**THE RECORDS**

● ● ● ● ● ● ●

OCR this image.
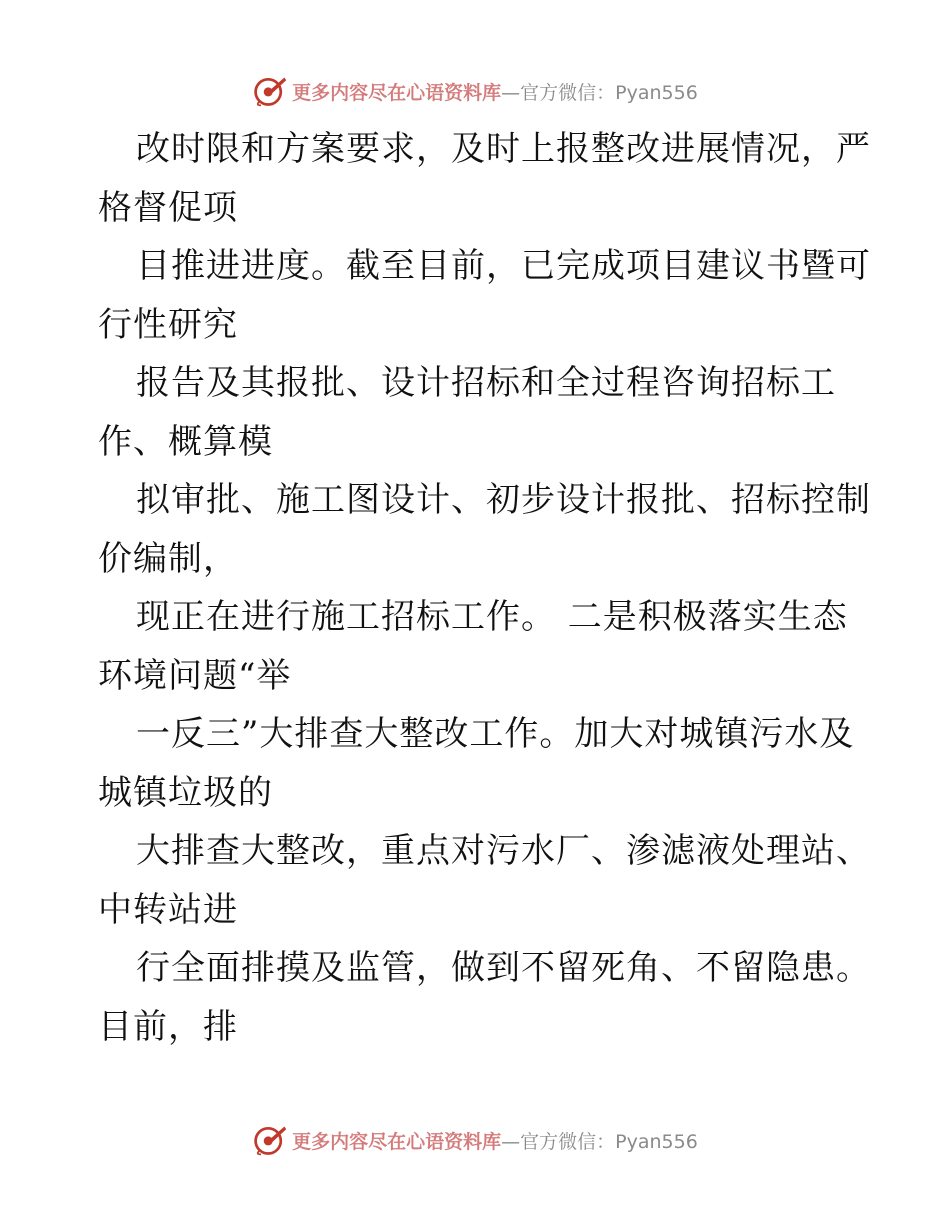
更多内容尽在心语资料库 —官方微信：Pyan556
改时限和方案要求，及时上报整改进展情况，严
格督促项
目推进进度。截至目前，已完成项目建议书暨可
行性研究
报告及其报批、设计招标和全过程咨询招标工
作、概算模
拟审批、施工图设计、初步设计报批、招标控制
价编制，
现正在进行施工招标工作。 二是积极落实生态
环境问题“举
一反三”大排查大整改工作。加大对城镇污水及
城镇垃圾的
大排查大整改，重点对污水厂、渗滤液处理站、
中转站进
行全面排摸及监管，做到不留死角、不留隐患。
目前，排
更多内容尽在心语资料库 —官方微信：Pyan556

● ● ● ● ● ● ●

**WORK TO COMPLETE**
All of the lines above should be printed exactly, minus the pictures.

**SOLUTION TO THIS TASK**
OCR this image.
更多内容尽在心语资料库 —官方微信：Pyan556
改时限和方案要求，及时上报整改进展情况，严
格督促项
目推进进度。截至目前，已完成项目建议书暨可
行性研究
报告及其报批、设计招标和全过程咨询招标工
作、概算模
拟审批、施工图设计、初步设计报批、招标控制
价编制，
现正在进行施工招标工作。 二是积极落实生态
环境问题“举
一反三”大排查大整改工作。加大对城镇污水及
城镇垃圾的
大排查大整改，重点对污水厂、渗滤液处理站、
中转站进
行全面排摸及监管，做到不留死角、不留隐患。
目前，排
更多内容尽在心语资料库 —官方微信：Pyan556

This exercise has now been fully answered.